» **Aim**:
The entries that follow should be written out exactly.

(Collection entries)

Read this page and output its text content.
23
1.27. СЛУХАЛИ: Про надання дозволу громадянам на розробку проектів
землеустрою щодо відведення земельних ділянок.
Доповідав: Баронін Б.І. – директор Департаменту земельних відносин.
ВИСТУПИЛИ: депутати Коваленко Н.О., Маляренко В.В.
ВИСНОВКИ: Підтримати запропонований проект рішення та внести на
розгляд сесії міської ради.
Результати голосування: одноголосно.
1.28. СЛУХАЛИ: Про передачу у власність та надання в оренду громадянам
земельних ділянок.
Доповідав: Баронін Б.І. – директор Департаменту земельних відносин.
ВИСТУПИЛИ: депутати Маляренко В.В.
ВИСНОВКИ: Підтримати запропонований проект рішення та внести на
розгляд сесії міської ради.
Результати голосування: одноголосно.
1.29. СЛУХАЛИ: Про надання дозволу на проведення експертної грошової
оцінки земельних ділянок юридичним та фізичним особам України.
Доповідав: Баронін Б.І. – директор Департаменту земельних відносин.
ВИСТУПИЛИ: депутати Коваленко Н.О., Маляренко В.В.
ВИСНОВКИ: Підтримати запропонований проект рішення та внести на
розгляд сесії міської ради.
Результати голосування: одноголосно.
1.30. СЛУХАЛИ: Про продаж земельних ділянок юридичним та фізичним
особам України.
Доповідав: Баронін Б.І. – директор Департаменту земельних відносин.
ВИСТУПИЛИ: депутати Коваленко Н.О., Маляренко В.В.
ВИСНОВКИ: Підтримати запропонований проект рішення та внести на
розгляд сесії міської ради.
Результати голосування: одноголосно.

» **The completed task**:
Read this page and output its text content.
23
1.27. СЛУХАЛИ: Про надання дозволу громадянам на розробку проектів
землеустрою щодо відведення земельних ділянок.
Доповідав: Баронін Б.І. – директор Департаменту земельних відносин.
ВИСТУПИЛИ: депутати Коваленко Н.О., Маляренко В.В.
ВИСНОВКИ: Підтримати запропонований проект рішення та внести на
розгляд сесії міської ради.
Результати голосування: одноголосно.
1.28. СЛУХАЛИ: Про передачу у власність та надання в оренду громадянам
земельних ділянок.
Доповідав: Баронін Б.І. – директор Департаменту земельних відносин.
ВИСТУПИЛИ: депутати Маляренко В.В.
ВИСНОВКИ: Підтримати запропонований проект рішення та внести на
розгляд сесії міської ради.
Результати голосування: одноголосно.
1.29. СЛУХАЛИ: Про надання дозволу на проведення експертної грошової
оцінки земельних ділянок юридичним та фізичним особам України.
Доповідав: Баронін Б.І. – директор Департаменту земельних відносин.
ВИСТУПИЛИ: депутати Коваленко Н.О., Маляренко В.В.
ВИСНОВКИ: Підтримати запропонований проект рішення та внести на
розгляд сесії міської ради.
Результати голосування: одноголосно.
1.30. СЛУХАЛИ: Про продаж земельних ділянок юридичним та фізичним
особам України.
Доповідав: Баронін Б.І. – директор Департаменту земельних відносин.
ВИСТУПИЛИ: депутати Коваленко Н.О., Маляренко В.В.
ВИСНОВКИ: Підтримати запропонований проект рішення та внести на
розгляд сесії міської ради.
Результати голосування: одноголосно.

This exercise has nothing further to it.